▸ **Written task**: Beneath this task is a listing; retype all of it exactly.

[Dataset items]

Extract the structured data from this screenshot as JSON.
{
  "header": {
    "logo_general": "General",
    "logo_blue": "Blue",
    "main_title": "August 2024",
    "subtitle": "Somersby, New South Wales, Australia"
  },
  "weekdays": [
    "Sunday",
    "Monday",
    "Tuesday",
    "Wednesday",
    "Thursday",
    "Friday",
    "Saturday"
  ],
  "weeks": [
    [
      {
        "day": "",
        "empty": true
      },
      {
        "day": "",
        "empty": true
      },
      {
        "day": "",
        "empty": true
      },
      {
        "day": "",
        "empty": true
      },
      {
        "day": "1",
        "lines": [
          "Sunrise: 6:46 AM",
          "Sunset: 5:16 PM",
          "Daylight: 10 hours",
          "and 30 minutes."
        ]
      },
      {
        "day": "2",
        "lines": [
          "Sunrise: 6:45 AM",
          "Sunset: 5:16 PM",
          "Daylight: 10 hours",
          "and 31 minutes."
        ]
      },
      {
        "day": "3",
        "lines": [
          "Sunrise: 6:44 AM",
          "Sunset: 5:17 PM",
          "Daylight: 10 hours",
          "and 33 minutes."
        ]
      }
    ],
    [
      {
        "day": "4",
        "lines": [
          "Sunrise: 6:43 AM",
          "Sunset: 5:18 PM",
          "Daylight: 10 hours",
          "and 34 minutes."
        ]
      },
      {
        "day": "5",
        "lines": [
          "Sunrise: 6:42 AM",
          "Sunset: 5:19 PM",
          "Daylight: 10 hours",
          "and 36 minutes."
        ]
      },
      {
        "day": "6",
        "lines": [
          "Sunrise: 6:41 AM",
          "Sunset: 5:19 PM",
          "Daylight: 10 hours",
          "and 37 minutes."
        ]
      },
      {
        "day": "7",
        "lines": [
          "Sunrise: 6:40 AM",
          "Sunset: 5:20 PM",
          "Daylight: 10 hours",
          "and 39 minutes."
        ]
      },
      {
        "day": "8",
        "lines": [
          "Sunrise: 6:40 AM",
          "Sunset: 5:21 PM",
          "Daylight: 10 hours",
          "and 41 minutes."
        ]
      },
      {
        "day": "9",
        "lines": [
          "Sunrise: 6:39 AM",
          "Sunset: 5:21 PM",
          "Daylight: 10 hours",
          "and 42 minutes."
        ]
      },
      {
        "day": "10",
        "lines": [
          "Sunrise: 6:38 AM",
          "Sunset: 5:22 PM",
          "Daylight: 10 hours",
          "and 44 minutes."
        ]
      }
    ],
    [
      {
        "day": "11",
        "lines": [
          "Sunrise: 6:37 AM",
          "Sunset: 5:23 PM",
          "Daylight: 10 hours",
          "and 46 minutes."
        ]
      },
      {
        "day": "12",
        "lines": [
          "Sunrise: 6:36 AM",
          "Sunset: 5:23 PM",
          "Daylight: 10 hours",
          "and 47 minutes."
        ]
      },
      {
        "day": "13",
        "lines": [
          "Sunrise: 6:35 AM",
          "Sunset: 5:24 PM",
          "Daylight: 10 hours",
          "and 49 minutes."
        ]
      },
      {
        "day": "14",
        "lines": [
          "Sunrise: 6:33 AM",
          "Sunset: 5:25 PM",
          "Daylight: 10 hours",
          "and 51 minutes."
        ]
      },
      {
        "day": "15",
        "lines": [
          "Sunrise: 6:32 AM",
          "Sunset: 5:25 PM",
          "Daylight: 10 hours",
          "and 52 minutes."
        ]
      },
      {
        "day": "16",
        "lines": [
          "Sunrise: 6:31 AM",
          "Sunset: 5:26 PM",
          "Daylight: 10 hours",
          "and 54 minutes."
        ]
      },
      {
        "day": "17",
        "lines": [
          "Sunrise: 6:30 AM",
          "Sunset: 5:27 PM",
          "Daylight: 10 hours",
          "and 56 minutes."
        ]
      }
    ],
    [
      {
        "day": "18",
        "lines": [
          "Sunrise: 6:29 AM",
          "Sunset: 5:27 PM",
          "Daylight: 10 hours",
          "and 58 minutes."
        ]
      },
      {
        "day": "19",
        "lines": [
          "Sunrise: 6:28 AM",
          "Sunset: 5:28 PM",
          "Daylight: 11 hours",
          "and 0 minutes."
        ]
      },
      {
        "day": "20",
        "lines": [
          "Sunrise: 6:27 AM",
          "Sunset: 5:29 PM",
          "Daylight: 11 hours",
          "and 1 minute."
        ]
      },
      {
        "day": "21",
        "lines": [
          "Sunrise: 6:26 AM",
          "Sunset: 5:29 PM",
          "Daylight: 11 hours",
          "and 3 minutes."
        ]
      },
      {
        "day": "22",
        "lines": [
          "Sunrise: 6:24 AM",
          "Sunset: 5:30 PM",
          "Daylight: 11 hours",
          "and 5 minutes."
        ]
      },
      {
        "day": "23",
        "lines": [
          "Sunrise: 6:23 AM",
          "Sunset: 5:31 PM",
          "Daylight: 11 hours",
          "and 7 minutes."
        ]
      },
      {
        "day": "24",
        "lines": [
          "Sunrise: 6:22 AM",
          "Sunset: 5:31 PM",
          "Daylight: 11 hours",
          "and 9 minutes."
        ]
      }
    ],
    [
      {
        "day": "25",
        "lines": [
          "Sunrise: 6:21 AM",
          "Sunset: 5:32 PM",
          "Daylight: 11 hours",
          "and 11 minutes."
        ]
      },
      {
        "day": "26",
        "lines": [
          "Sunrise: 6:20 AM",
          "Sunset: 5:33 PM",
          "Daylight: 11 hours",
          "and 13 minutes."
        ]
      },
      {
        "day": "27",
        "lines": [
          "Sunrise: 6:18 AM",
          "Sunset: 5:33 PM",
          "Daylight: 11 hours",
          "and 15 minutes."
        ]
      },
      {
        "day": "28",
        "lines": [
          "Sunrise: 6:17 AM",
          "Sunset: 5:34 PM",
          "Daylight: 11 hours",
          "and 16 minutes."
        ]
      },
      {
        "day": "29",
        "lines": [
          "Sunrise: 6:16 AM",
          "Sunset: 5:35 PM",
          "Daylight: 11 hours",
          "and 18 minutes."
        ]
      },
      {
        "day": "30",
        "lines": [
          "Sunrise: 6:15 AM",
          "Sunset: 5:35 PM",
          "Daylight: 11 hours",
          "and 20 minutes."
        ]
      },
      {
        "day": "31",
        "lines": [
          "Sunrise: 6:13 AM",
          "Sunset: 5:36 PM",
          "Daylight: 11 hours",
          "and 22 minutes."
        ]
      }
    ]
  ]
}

▸ **Reply to the task**:
Extract the structured data from this screenshot as JSON.
{
  "header": {
    "logo_general": "General",
    "logo_blue": "Blue",
    "main_title": "August 2024",
    "subtitle": "Somersby, New South Wales, Australia"
  },
  "weekdays": [
    "Sunday",
    "Monday",
    "Tuesday",
    "Wednesday",
    "Thursday",
    "Friday",
    "Saturday"
  ],
  "weeks": [
    [
      {
        "day": "",
        "empty": true
      },
      {
        "day": "",
        "empty": true
      },
      {
        "day": "",
        "empty": true
      },
      {
        "day": "",
        "empty": true
      },
      {
        "day": "1",
        "lines": [
          "Sunrise: 6:46 AM",
          "Sunset: 5:16 PM",
          "Daylight: 10 hours",
          "and 30 minutes."
        ]
      },
      {
        "day": "2",
        "lines": [
          "Sunrise: 6:45 AM",
          "Sunset: 5:16 PM",
          "Daylight: 10 hours",
          "and 31 minutes."
        ]
      },
      {
        "day": "3",
        "lines": [
          "Sunrise: 6:44 AM",
          "Sunset: 5:17 PM",
          "Daylight: 10 hours",
          "and 33 minutes."
        ]
      }
    ],
    [
      {
        "day": "4",
        "lines": [
          "Sunrise: 6:43 AM",
          "Sunset: 5:18 PM",
          "Daylight: 10 hours",
          "and 34 minutes."
        ]
      },
      {
        "day": "5",
        "lines": [
          "Sunrise: 6:42 AM",
          "Sunset: 5:19 PM",
          "Daylight: 10 hours",
          "and 36 minutes."
        ]
      },
      {
        "day": "6",
        "lines": [
          "Sunrise: 6:41 AM",
          "Sunset: 5:19 PM",
          "Daylight: 10 hours",
          "and 37 minutes."
        ]
      },
      {
        "day": "7",
        "lines": [
          "Sunrise: 6:40 AM",
          "Sunset: 5:20 PM",
          "Daylight: 10 hours",
          "and 39 minutes."
        ]
      },
      {
        "day": "8",
        "lines": [
          "Sunrise: 6:40 AM",
          "Sunset: 5:21 PM",
          "Daylight: 10 hours",
          "and 41 minutes."
        ]
      },
      {
        "day": "9",
        "lines": [
          "Sunrise: 6:39 AM",
          "Sunset: 5:21 PM",
          "Daylight: 10 hours",
          "and 42 minutes."
        ]
      },
      {
        "day": "10",
        "lines": [
          "Sunrise: 6:38 AM",
          "Sunset: 5:22 PM",
          "Daylight: 10 hours",
          "and 44 minutes."
        ]
      }
    ],
    [
      {
        "day": "11",
        "lines": [
          "Sunrise: 6:37 AM",
          "Sunset: 5:23 PM",
          "Daylight: 10 hours",
          "and 46 minutes."
        ]
      },
      {
        "day": "12",
        "lines": [
          "Sunrise: 6:36 AM",
          "Sunset: 5:23 PM",
          "Daylight: 10 hours",
          "and 47 minutes."
        ]
      },
      {
        "day": "13",
        "lines": [
          "Sunrise: 6:35 AM",
          "Sunset: 5:24 PM",
          "Daylight: 10 hours",
          "and 49 minutes."
        ]
      },
      {
        "day": "14",
        "lines": [
          "Sunrise: 6:33 AM",
          "Sunset: 5:25 PM",
          "Daylight: 10 hours",
          "and 51 minutes."
        ]
      },
      {
        "day": "15",
        "lines": [
          "Sunrise: 6:32 AM",
          "Sunset: 5:25 PM",
          "Daylight: 10 hours",
          "and 52 minutes."
        ]
      },
      {
        "day": "16",
        "lines": [
          "Sunrise: 6:31 AM",
          "Sunset: 5:26 PM",
          "Daylight: 10 hours",
          "and 54 minutes."
        ]
      },
      {
        "day": "17",
        "lines": [
          "Sunrise: 6:30 AM",
          "Sunset: 5:27 PM",
          "Daylight: 10 hours",
          "and 56 minutes."
        ]
      }
    ],
    [
      {
        "day": "18",
        "lines": [
          "Sunrise: 6:29 AM",
          "Sunset: 5:27 PM",
          "Daylight: 10 hours",
          "and 58 minutes."
        ]
      },
      {
        "day": "19",
        "lines": [
          "Sunrise: 6:28 AM",
          "Sunset: 5:28 PM",
          "Daylight: 11 hours",
          "and 0 minutes."
        ]
      },
      {
        "day": "20",
        "lines": [
          "Sunrise: 6:27 AM",
          "Sunset: 5:29 PM",
          "Daylight: 11 hours",
          "and 1 minute."
        ]
      },
      {
        "day": "21",
        "lines": [
          "Sunrise: 6:26 AM",
          "Sunset: 5:29 PM",
          "Daylight: 11 hours",
          "and 3 minutes."
        ]
      },
      {
        "day": "22",
        "lines": [
          "Sunrise: 6:24 AM",
          "Sunset: 5:30 PM",
          "Daylight: 11 hours",
          "and 5 minutes."
        ]
      },
      {
        "day": "23",
        "lines": [
          "Sunrise: 6:23 AM",
          "Sunset: 5:31 PM",
          "Daylight: 11 hours",
          "and 7 minutes."
        ]
      },
      {
        "day": "24",
        "lines": [
          "Sunrise: 6:22 AM",
          "Sunset: 5:31 PM",
          "Daylight: 11 hours",
          "and 9 minutes."
        ]
      }
    ],
    [
      {
        "day": "25",
        "lines": [
          "Sunrise: 6:21 AM",
          "Sunset: 5:32 PM",
          "Daylight: 11 hours",
          "and 11 minutes."
        ]
      },
      {
        "day": "26",
        "lines": [
          "Sunrise: 6:20 AM",
          "Sunset: 5:33 PM",
          "Daylight: 11 hours",
          "and 13 minutes."
        ]
      },
      {
        "day": "27",
        "lines": [
          "Sunrise: 6:18 AM",
          "Sunset: 5:33 PM",
          "Daylight: 11 hours",
          "and 15 minutes."
        ]
      },
      {
        "day": "28",
        "lines": [
          "Sunrise: 6:17 AM",
          "Sunset: 5:34 PM",
          "Daylight: 11 hours",
          "and 16 minutes."
        ]
      },
      {
        "day": "29",
        "lines": [
          "Sunrise: 6:16 AM",
          "Sunset: 5:35 PM",
          "Daylight: 11 hours",
          "and 18 minutes."
        ]
      },
      {
        "day": "30",
        "lines": [
          "Sunrise: 6:15 AM",
          "Sunset: 5:35 PM",
          "Daylight: 11 hours",
          "and 20 minutes."
        ]
      },
      {
        "day": "31",
        "lines": [
          "Sunrise: 6:13 AM",
          "Sunset: 5:36 PM",
          "Daylight: 11 hours",
          "and 22 minutes."
        ]
      }
    ]
  ]
}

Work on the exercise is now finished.